(Entries with figure data)
============
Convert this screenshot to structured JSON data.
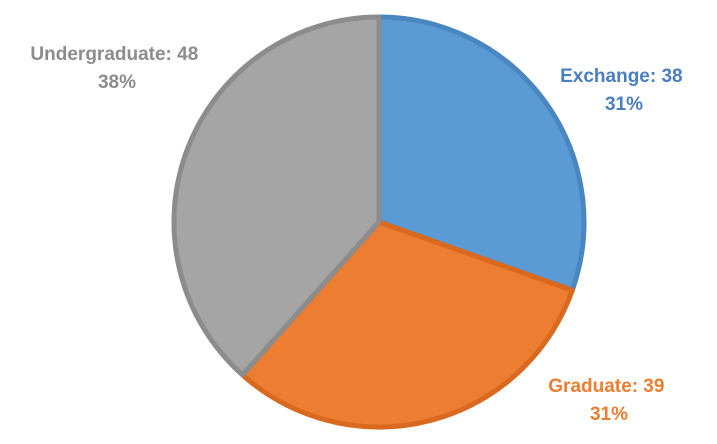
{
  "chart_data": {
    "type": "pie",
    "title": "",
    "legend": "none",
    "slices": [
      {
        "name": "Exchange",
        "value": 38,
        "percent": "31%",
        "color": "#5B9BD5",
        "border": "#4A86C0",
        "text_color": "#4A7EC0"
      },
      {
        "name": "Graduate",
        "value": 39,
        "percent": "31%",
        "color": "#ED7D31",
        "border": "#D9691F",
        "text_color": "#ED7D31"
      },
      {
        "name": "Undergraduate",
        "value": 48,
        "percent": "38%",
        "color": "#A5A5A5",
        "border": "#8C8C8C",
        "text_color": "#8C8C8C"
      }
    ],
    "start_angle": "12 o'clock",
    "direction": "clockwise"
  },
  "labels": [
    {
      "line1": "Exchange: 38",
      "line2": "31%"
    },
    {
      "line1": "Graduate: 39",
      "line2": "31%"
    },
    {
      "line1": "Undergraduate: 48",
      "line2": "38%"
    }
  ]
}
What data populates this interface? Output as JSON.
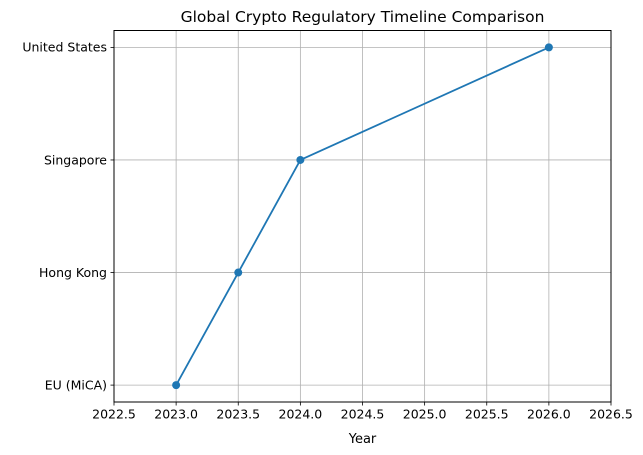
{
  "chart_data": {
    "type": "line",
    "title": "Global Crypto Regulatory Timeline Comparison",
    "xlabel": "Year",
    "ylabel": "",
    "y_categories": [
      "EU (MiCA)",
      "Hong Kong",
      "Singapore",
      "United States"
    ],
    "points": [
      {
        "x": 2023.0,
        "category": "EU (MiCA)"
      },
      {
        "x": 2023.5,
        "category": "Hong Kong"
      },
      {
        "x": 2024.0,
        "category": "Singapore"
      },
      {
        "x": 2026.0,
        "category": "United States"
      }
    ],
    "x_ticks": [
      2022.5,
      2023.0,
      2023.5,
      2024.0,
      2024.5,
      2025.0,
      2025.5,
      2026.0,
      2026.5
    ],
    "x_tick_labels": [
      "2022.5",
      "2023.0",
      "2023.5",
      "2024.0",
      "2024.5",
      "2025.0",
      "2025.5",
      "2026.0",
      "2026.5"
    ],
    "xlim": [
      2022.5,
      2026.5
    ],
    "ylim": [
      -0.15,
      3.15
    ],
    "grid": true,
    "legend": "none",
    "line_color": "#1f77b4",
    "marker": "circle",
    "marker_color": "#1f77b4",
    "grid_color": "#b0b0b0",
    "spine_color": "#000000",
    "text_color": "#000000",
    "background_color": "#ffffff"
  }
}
============
* [Required work] Write out the whole listing exactly, and drop the pictures.

* [Exercise output]
Convert this screenshot to structured JSON data.
{
  "chart_data": {
    "type": "pie",
    "title": "",
    "legend": "none",
    "slices": [
      {
        "name": "Exchange",
        "value": 38,
        "percent": "31%",
        "color": "#5B9BD5",
        "border": "#4A86C0",
        "text_color": "#4A7EC0"
      },
      {
        "name": "Graduate",
        "value": 39,
        "percent": "31%",
        "color": "#ED7D31",
        "border": "#D9691F",
        "text_color": "#ED7D31"
      },
      {
        "name": "Undergraduate",
        "value": 48,
        "percent": "38%",
        "color": "#A5A5A5",
        "border": "#8C8C8C",
        "text_color": "#8C8C8C"
      }
    ],
    "start_angle": "12 o'clock",
    "direction": "clockwise"
  },
  "labels": [
    {
      "line1": "Exchange: 38",
      "line2": "31%"
    },
    {
      "line1": "Graduate: 39",
      "line2": "31%"
    },
    {
      "line1": "Undergraduate: 48",
      "line2": "38%"
    }
  ]
}
What data populates this interface? Output as JSON.
{
  "chart_data": {
    "type": "line",
    "title": "Global Crypto Regulatory Timeline Comparison",
    "xlabel": "Year",
    "ylabel": "",
    "y_categories": [
      "EU (MiCA)",
      "Hong Kong",
      "Singapore",
      "United States"
    ],
    "points": [
      {
        "x": 2023.0,
        "category": "EU (MiCA)"
      },
      {
        "x": 2023.5,
        "category": "Hong Kong"
      },
      {
        "x": 2024.0,
        "category": "Singapore"
      },
      {
        "x": 2026.0,
        "category": "United States"
      }
    ],
    "x_ticks": [
      2022.5,
      2023.0,
      2023.5,
      2024.0,
      2024.5,
      2025.0,
      2025.5,
      2026.0,
      2026.5
    ],
    "x_tick_labels": [
      "2022.5",
      "2023.0",
      "2023.5",
      "2024.0",
      "2024.5",
      "2025.0",
      "2025.5",
      "2026.0",
      "2026.5"
    ],
    "xlim": [
      2022.5,
      2026.5
    ],
    "ylim": [
      -0.15,
      3.15
    ],
    "grid": true,
    "legend": "none",
    "line_color": "#1f77b4",
    "marker": "circle",
    "marker_color": "#1f77b4",
    "grid_color": "#b0b0b0",
    "spine_color": "#000000",
    "text_color": "#000000",
    "background_color": "#ffffff"
  }
}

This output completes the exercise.